(Entries from a visual dataset)
——————————
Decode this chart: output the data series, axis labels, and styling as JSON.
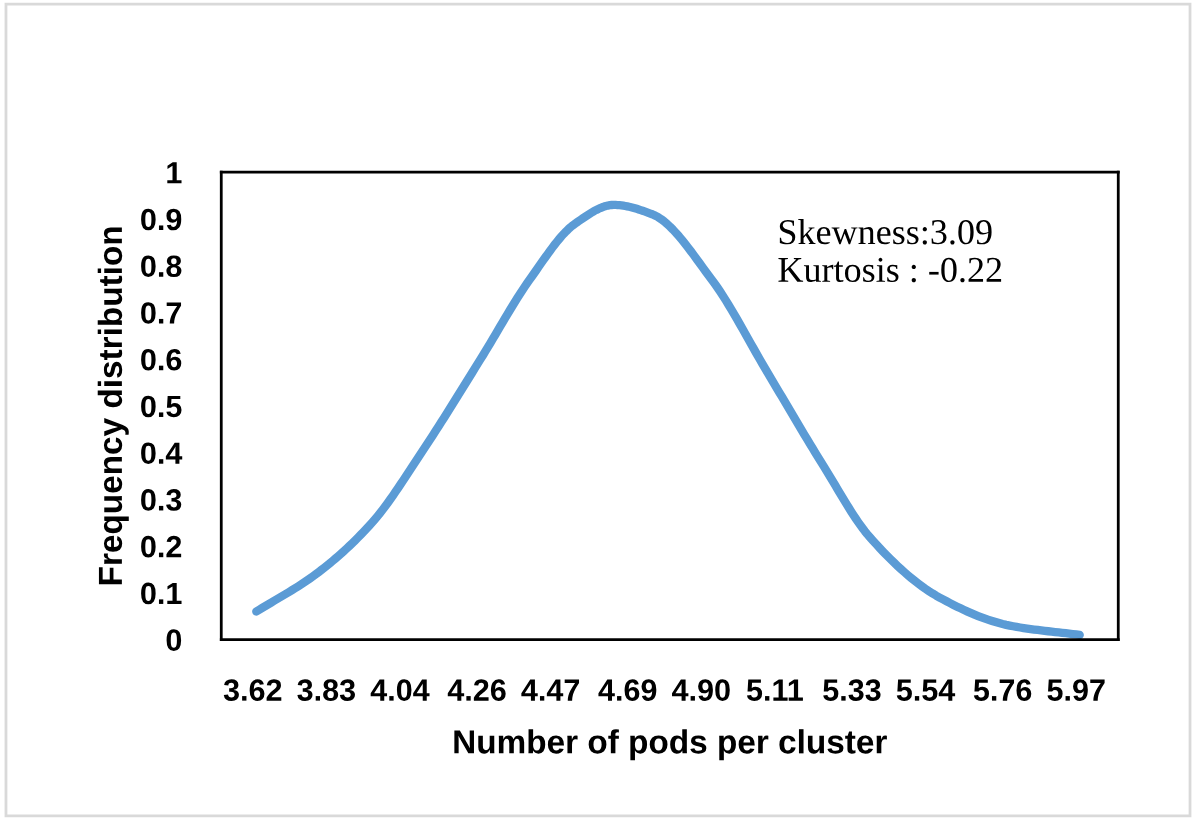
{
  "chart_data": {
    "type": "line",
    "xlabel": "Number of pods per cluster",
    "ylabel": "Frequency distribution",
    "x": [
      3.63,
      3.8,
      3.96,
      4.11,
      4.27,
      4.41,
      4.54,
      4.65,
      4.76,
      4.93,
      5.09,
      5.25,
      5.38,
      5.58,
      5.78,
      5.98
    ],
    "series": [
      {
        "color": "#5b9bd5",
        "values": [
          0.06,
          0.14,
          0.25,
          0.41,
          0.6,
          0.77,
          0.89,
          0.93,
          0.91,
          0.77,
          0.57,
          0.37,
          0.22,
          0.09,
          0.03,
          0.01
        ]
      }
    ],
    "xlim": [
      3.53,
      6.09
    ],
    "xticks": [
      3.62,
      3.83,
      4.04,
      4.26,
      4.47,
      4.69,
      {
        "value": 4.9,
        "label": "4.90"
      },
      5.11,
      5.33,
      5.54,
      5.76,
      5.97
    ],
    "ylim": [
      0,
      1
    ],
    "yticks": [
      0,
      0.1,
      0.2,
      0.3,
      0.4,
      0.5,
      0.6,
      0.7,
      0.8,
      0.9,
      1
    ],
    "annotations": [
      "Skewness:3.09\nKurtosis : -0.22"
    ],
    "grid": false,
    "legend": false,
    "marker": "none",
    "line_style": "solid"
  }
}
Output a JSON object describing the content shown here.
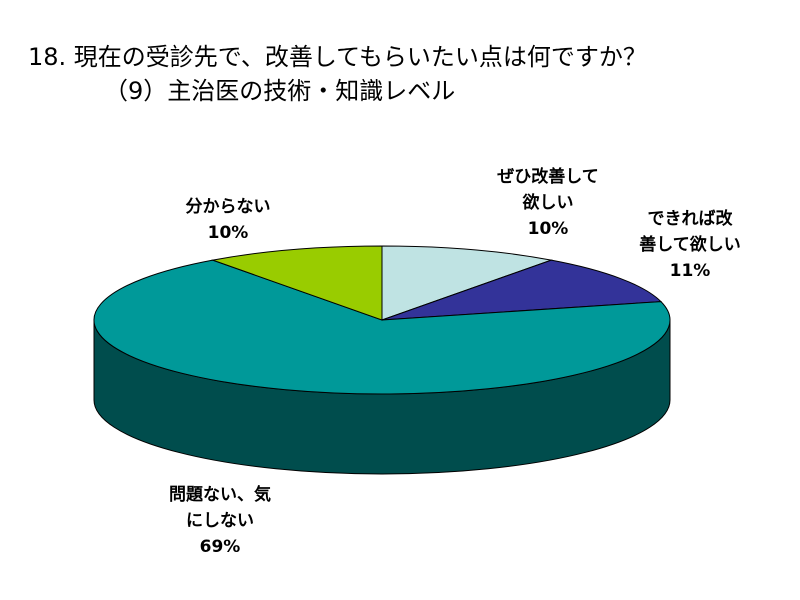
{
  "title": {
    "line1": "18. 現在の受診先で、改善してもらいたい点は何ですか？",
    "line2": "（9）主治医の技術・知識レベル"
  },
  "chart_data": {
    "type": "pie",
    "style": "3d",
    "categories": [
      "ぜひ改善して欲しい",
      "できれば改善して欲しい",
      "問題ない、気にしない",
      "分からない"
    ],
    "values": [
      10,
      11,
      69,
      10
    ],
    "value_labels": [
      "10%",
      "11%",
      "69%",
      "10%"
    ],
    "label_lines": [
      [
        "ぜひ改善して",
        "欲しい"
      ],
      [
        "できれば改",
        "善して欲しい"
      ],
      [
        "問題ない、気",
        "にしない"
      ],
      [
        "分からない"
      ]
    ],
    "colors": [
      "#bfe3e3",
      "#333399",
      "#009999",
      "#99cc00"
    ],
    "side_colors": [
      "#8aa9a9",
      "#1f1f66",
      "#004d4d",
      "#6b8f00"
    ],
    "start_angle_deg": 90,
    "direction": "clockwise"
  }
}
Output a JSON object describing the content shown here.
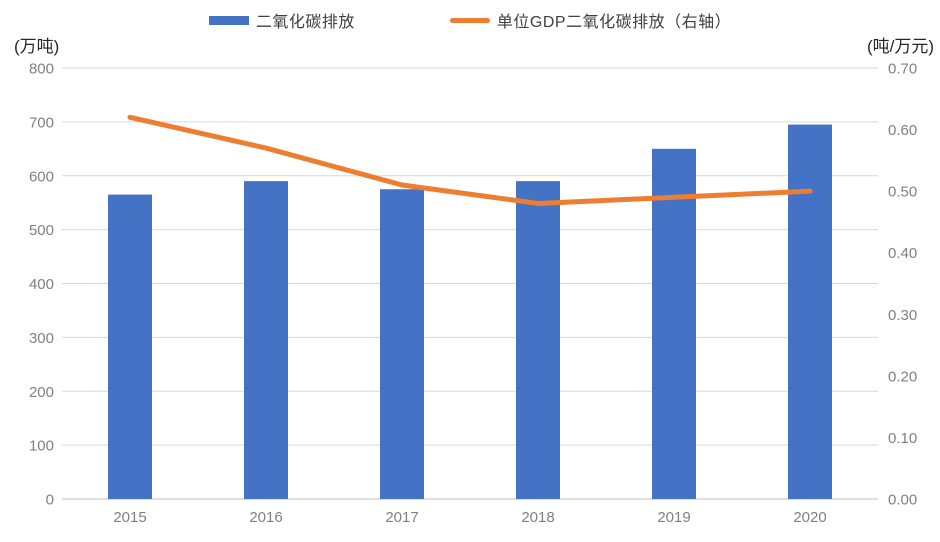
——————————
- [YOUR OBJECTIVE] Return each line from the material above exactly, but not the pictures.

- [RESPONSE BELOW]
Decode this chart: output the data series, axis labels, and styling as JSON.
{
  "chart_data": {
    "type": "line",
    "xlabel": "Number of pods per cluster",
    "ylabel": "Frequency distribution",
    "x": [
      3.63,
      3.8,
      3.96,
      4.11,
      4.27,
      4.41,
      4.54,
      4.65,
      4.76,
      4.93,
      5.09,
      5.25,
      5.38,
      5.58,
      5.78,
      5.98
    ],
    "series": [
      {
        "color": "#5b9bd5",
        "values": [
          0.06,
          0.14,
          0.25,
          0.41,
          0.6,
          0.77,
          0.89,
          0.93,
          0.91,
          0.77,
          0.57,
          0.37,
          0.22,
          0.09,
          0.03,
          0.01
        ]
      }
    ],
    "xlim": [
      3.53,
      6.09
    ],
    "xticks": [
      3.62,
      3.83,
      4.04,
      4.26,
      4.47,
      4.69,
      {
        "value": 4.9,
        "label": "4.90"
      },
      5.11,
      5.33,
      5.54,
      5.76,
      5.97
    ],
    "ylim": [
      0,
      1
    ],
    "yticks": [
      0,
      0.1,
      0.2,
      0.3,
      0.4,
      0.5,
      0.6,
      0.7,
      0.8,
      0.9,
      1
    ],
    "annotations": [
      "Skewness:3.09\nKurtosis : -0.22"
    ],
    "grid": false,
    "legend": false,
    "marker": "none",
    "line_style": "solid"
  }
}
Output a JSON object describing the content shown here.
{
  "title": {
    "line1": "18. 現在の受診先で、改善してもらいたい点は何ですか？",
    "line2": "（9）主治医の技術・知識レベル"
  },
  "chart_data": {
    "type": "pie",
    "style": "3d",
    "categories": [
      "ぜひ改善して欲しい",
      "できれば改善して欲しい",
      "問題ない、気にしない",
      "分からない"
    ],
    "values": [
      10,
      11,
      69,
      10
    ],
    "value_labels": [
      "10%",
      "11%",
      "69%",
      "10%"
    ],
    "label_lines": [
      [
        "ぜひ改善して",
        "欲しい"
      ],
      [
        "できれば改",
        "善して欲しい"
      ],
      [
        "問題ない、気",
        "にしない"
      ],
      [
        "分からない"
      ]
    ],
    "colors": [
      "#bfe3e3",
      "#333399",
      "#009999",
      "#99cc00"
    ],
    "side_colors": [
      "#8aa9a9",
      "#1f1f66",
      "#004d4d",
      "#6b8f00"
    ],
    "start_angle_deg": 90,
    "direction": "clockwise"
  }
}
Output a JSON object describing the content shown here.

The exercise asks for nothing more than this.